Domande di studio =
(a) Per favore, ricopia dal brano il testo compreso tra "La collaborazione con" e "riporta l’agenzia Interfax.", estremi inclusi.
(b) Secondo il brano, per quanto tempo ancora proseguiranno come minimo i rilievi sul luogo del disastro?

Brano di riferimento =
======

Polonia. Nessun incendio o esplosione su aereo del Presidente Kaczynski
13 Aprile 2010
di Redazione
L’aereo del presidente polacco Lech Kaczynski non aveva problemi di natura tecnica. A ribadirlo ufficialmente sono stati funzionari dell’aviazione russa citati dall’agenzia Interfax escludendo anche – sulla base dei rilievi sul luogo dell’incidente e degli esami delle scatole nere – che vi siano state esplosioni o incendi a bordo del velivolo.
L’inquirente capo russo, Alexander Bastrikin, ha intanto annunciato che i rilievi sul luogo del disastro proseguiranno per almeno altri tre giorni. Bastrikin ha peraltro sottolineato che il pilota era stato ripetutamente avvertito sulle condizioni meteorologiche a terra e che malgrado questo ha tentato l’atterraggio.
La collaborazione con la Russia nelle indagini sull’incidente dell’aereo del presidente polacco Lech Kaczynski, avvenuto sabato scorso nei pressi di Smolensk, supera i limiti previsti dalla pratica internazionale. Lo ha dichiarato oggi a Mosca il procuratore militare polacco, nonchè viceprocuratore generale, Krzysztov Parulski, come riporta l’agenzia Interfax.

======

Voci fornite =

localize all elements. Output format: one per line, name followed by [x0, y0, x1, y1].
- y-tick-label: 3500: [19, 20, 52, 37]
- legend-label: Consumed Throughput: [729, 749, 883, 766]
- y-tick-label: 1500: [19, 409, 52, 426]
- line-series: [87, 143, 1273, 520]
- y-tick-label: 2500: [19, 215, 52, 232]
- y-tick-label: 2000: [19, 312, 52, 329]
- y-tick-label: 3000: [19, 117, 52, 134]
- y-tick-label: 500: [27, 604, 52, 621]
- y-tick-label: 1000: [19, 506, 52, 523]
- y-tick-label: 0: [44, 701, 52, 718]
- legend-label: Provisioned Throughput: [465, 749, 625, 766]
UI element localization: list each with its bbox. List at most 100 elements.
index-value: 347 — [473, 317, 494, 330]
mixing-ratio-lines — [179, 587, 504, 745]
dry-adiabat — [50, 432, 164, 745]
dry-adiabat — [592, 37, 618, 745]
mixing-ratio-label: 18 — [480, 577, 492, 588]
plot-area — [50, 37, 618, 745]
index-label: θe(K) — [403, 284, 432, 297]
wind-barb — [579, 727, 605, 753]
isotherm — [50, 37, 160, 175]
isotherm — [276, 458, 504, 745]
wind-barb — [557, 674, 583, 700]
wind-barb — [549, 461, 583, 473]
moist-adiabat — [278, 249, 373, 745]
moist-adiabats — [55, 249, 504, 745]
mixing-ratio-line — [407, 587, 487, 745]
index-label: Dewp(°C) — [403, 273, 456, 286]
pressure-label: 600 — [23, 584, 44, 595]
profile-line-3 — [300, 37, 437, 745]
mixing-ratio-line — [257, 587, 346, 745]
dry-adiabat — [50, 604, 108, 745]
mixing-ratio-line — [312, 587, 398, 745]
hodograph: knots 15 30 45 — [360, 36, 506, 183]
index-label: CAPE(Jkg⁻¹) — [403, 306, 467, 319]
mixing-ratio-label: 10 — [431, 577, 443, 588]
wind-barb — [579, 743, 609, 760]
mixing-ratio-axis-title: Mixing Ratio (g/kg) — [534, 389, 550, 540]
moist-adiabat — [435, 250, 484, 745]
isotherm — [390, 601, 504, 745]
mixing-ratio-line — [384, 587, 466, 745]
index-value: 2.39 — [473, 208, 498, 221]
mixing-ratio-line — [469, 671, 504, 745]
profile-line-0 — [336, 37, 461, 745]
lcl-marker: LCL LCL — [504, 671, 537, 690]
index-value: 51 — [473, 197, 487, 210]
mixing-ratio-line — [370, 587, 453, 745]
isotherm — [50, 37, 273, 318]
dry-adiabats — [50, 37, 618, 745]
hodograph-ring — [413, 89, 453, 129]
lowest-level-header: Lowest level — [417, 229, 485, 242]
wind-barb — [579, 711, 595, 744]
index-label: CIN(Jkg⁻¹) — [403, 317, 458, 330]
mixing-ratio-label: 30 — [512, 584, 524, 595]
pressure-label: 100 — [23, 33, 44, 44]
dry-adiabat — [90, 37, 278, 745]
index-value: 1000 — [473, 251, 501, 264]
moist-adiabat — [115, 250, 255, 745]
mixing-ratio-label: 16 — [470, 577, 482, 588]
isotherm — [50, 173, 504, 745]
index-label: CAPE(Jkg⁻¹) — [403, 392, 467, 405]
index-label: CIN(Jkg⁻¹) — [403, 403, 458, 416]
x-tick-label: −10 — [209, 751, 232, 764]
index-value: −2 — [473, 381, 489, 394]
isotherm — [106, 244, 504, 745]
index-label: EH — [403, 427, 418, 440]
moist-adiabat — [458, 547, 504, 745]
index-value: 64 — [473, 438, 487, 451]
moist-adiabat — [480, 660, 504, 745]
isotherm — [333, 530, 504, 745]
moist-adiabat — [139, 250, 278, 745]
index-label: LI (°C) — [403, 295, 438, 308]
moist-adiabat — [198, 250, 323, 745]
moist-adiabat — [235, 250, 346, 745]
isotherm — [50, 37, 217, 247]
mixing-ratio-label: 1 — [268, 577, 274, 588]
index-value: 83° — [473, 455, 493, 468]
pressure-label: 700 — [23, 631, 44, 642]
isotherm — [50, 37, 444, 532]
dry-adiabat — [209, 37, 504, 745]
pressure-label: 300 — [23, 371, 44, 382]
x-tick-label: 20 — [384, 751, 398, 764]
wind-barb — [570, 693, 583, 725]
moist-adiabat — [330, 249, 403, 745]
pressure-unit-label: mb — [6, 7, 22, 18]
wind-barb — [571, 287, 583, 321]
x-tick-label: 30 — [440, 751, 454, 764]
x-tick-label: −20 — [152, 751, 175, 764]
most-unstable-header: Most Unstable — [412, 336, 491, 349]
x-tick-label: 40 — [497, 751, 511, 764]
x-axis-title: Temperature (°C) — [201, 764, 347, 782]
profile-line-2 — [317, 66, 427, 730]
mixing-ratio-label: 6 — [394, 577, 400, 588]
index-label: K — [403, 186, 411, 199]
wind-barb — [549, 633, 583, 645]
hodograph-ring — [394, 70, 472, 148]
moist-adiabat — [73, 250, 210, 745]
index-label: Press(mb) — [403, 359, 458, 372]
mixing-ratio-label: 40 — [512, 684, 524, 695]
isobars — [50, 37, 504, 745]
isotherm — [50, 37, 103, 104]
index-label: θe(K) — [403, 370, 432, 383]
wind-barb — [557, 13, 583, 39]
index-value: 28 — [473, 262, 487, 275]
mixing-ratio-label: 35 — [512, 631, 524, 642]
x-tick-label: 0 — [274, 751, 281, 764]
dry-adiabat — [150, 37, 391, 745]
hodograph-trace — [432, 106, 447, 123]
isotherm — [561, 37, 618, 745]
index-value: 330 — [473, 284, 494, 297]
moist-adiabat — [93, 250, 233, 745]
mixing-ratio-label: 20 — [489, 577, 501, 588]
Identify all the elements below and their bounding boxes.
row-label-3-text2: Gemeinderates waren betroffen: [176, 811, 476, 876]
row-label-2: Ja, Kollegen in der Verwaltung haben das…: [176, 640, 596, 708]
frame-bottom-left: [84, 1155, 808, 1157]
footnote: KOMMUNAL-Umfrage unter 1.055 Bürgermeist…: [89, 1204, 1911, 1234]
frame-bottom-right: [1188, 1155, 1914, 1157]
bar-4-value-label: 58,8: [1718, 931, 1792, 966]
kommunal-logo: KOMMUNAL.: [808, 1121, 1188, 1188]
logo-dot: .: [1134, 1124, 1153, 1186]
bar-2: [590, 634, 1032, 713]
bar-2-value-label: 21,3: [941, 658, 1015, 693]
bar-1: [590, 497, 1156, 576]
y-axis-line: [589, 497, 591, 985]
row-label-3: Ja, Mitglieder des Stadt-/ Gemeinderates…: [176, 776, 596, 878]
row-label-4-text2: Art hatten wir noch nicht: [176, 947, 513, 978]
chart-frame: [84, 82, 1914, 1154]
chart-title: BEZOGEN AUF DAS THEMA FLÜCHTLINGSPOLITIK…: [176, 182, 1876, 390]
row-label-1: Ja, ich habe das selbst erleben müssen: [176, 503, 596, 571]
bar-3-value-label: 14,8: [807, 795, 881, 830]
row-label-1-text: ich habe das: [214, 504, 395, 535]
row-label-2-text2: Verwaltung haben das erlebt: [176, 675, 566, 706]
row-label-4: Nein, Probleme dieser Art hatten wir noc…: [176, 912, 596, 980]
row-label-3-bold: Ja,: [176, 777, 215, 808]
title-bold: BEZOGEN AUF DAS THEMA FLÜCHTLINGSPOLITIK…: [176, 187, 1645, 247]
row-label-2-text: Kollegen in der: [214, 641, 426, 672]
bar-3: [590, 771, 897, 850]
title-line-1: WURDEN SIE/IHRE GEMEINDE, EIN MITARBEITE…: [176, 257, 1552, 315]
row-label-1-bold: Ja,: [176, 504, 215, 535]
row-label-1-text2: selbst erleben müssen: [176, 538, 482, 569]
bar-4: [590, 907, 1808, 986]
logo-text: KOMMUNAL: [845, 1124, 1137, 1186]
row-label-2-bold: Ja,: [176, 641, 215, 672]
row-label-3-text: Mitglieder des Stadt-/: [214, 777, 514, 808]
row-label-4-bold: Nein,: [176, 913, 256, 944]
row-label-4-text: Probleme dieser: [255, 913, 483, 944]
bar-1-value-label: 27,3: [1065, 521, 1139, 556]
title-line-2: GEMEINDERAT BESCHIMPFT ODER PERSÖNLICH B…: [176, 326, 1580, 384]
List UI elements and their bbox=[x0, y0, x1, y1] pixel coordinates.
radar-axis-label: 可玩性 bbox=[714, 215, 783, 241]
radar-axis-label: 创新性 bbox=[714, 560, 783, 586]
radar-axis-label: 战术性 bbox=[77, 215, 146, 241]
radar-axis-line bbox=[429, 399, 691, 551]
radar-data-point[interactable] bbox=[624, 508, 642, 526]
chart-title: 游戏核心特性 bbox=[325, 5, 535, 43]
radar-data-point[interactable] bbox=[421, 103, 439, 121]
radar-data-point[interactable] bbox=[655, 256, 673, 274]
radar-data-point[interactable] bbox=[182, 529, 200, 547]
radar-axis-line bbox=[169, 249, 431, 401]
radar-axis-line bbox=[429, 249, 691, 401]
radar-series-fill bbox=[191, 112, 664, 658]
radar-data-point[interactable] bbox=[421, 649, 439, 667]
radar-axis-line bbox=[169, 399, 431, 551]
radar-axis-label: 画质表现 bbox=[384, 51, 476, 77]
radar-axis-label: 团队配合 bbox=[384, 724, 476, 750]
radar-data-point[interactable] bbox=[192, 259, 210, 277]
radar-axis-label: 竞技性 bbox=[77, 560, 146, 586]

======

Soluzioni =
(a)
La collaborazione con la Russia nelle indagini sull’incidente dell’aereo del presidente polacco Lech Kaczynski, avvenuto sabato scorso nei pressi di Smolensk, supera i limiti previsti dalla pratica internazionale. Lo ha dichiarato oggi a Mosca il procuratore militare polacco, nonchè viceprocuratore generale, Krzysztov Parulski, come riporta l’agenzia Interfax.

(b) Per almeno altri tre giorni.